- Instructions for the task:
Select every line holding the word "component" and copy it.

+++ Data in this exercise +++

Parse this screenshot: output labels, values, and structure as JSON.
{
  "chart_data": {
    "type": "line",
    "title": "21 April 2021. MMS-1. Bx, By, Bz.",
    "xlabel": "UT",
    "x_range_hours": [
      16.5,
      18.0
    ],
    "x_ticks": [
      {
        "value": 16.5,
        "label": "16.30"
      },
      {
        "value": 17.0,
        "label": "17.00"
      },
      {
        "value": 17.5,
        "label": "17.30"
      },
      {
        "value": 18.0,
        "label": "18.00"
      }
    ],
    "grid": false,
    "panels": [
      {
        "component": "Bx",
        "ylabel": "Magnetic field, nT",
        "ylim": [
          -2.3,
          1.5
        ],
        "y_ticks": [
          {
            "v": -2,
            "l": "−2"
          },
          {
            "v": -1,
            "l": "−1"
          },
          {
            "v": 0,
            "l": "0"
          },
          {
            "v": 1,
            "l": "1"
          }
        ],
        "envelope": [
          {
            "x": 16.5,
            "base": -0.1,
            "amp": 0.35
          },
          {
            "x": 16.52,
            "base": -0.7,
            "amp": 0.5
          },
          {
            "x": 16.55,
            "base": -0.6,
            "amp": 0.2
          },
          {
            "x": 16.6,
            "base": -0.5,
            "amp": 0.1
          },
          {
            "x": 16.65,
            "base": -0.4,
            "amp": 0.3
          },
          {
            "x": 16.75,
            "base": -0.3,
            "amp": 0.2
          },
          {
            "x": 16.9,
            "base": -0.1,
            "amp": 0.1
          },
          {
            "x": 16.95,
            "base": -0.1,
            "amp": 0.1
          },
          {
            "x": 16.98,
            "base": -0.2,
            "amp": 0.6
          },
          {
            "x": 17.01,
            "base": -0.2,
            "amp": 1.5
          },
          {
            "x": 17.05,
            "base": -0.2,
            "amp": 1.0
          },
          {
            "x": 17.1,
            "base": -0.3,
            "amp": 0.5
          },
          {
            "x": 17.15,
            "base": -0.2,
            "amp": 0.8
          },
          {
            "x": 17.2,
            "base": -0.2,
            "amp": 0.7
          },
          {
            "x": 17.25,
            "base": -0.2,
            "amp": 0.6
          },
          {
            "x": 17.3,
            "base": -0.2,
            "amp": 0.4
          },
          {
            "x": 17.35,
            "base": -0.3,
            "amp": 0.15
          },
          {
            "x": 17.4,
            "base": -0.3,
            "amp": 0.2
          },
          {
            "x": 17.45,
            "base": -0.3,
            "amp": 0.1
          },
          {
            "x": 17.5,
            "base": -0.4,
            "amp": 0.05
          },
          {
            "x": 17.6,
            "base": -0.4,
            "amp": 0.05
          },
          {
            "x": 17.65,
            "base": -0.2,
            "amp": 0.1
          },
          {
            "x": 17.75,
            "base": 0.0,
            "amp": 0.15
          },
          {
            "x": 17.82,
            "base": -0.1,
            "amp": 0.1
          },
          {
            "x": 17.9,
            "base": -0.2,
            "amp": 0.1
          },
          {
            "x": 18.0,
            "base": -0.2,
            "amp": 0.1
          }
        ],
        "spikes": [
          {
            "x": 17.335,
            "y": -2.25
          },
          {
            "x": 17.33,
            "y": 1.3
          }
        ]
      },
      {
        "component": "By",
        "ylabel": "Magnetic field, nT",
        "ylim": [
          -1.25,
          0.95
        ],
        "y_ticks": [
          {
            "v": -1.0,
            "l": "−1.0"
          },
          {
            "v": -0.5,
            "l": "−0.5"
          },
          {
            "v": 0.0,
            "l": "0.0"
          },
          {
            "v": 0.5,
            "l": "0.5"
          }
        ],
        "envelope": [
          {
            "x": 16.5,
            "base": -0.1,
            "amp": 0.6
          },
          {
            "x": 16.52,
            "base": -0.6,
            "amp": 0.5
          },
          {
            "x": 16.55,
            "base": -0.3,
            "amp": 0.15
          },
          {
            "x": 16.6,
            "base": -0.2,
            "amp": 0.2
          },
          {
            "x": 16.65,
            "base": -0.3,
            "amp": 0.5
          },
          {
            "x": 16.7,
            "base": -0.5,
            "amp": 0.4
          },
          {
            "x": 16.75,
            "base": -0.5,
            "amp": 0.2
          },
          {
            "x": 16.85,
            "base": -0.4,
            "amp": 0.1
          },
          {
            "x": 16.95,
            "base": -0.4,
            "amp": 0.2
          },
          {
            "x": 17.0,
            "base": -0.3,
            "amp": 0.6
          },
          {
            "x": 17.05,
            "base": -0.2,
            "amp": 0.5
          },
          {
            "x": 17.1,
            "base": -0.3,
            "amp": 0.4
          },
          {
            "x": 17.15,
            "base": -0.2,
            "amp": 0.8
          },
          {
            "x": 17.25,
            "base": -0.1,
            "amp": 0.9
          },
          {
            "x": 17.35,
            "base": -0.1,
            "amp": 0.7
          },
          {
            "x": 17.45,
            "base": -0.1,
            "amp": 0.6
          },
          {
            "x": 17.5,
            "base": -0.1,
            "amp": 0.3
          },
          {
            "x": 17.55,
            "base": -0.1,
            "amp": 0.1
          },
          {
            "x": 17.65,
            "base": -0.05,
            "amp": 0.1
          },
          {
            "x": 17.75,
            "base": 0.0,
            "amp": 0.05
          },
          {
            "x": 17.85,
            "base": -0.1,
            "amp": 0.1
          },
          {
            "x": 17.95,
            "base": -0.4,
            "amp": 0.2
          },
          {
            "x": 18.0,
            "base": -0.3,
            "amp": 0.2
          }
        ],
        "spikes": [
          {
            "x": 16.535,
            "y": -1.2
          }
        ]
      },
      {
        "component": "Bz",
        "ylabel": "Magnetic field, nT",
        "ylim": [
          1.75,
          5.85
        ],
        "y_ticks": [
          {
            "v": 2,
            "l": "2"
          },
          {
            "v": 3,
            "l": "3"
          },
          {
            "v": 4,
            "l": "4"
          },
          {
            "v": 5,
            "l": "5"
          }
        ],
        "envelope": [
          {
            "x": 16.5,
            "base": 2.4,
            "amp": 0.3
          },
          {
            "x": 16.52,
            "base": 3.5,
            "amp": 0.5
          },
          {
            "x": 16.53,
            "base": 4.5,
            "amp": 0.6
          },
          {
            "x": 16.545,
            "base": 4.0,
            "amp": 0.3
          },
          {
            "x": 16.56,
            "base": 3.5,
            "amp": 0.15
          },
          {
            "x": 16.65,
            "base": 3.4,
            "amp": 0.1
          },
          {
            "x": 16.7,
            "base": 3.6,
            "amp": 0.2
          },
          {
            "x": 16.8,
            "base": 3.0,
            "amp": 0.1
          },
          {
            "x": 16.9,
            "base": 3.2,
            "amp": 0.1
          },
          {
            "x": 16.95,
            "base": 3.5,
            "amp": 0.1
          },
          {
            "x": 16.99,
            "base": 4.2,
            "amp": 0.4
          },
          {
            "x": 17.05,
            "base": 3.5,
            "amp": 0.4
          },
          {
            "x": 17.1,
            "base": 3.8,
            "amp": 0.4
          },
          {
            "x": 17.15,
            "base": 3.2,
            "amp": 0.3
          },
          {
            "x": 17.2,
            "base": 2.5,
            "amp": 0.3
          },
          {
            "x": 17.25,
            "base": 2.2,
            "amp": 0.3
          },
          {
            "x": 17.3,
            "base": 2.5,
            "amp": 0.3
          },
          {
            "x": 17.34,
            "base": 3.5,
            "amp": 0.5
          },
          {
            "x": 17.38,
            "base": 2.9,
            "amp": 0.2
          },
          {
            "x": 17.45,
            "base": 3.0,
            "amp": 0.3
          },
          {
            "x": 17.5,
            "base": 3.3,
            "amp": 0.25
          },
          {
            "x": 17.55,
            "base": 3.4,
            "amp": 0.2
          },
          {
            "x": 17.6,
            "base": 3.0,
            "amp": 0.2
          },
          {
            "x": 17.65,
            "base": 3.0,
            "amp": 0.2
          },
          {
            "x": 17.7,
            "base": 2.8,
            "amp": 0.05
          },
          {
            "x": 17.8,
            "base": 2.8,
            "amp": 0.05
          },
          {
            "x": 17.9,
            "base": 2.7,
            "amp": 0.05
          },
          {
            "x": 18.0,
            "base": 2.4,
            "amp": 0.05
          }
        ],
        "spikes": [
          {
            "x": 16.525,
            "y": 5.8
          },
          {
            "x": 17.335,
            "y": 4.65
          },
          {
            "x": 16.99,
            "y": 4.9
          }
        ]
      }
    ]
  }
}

+++

- Reply:
        "component": "Bx",
        "component": "By",
        "component": "Bz",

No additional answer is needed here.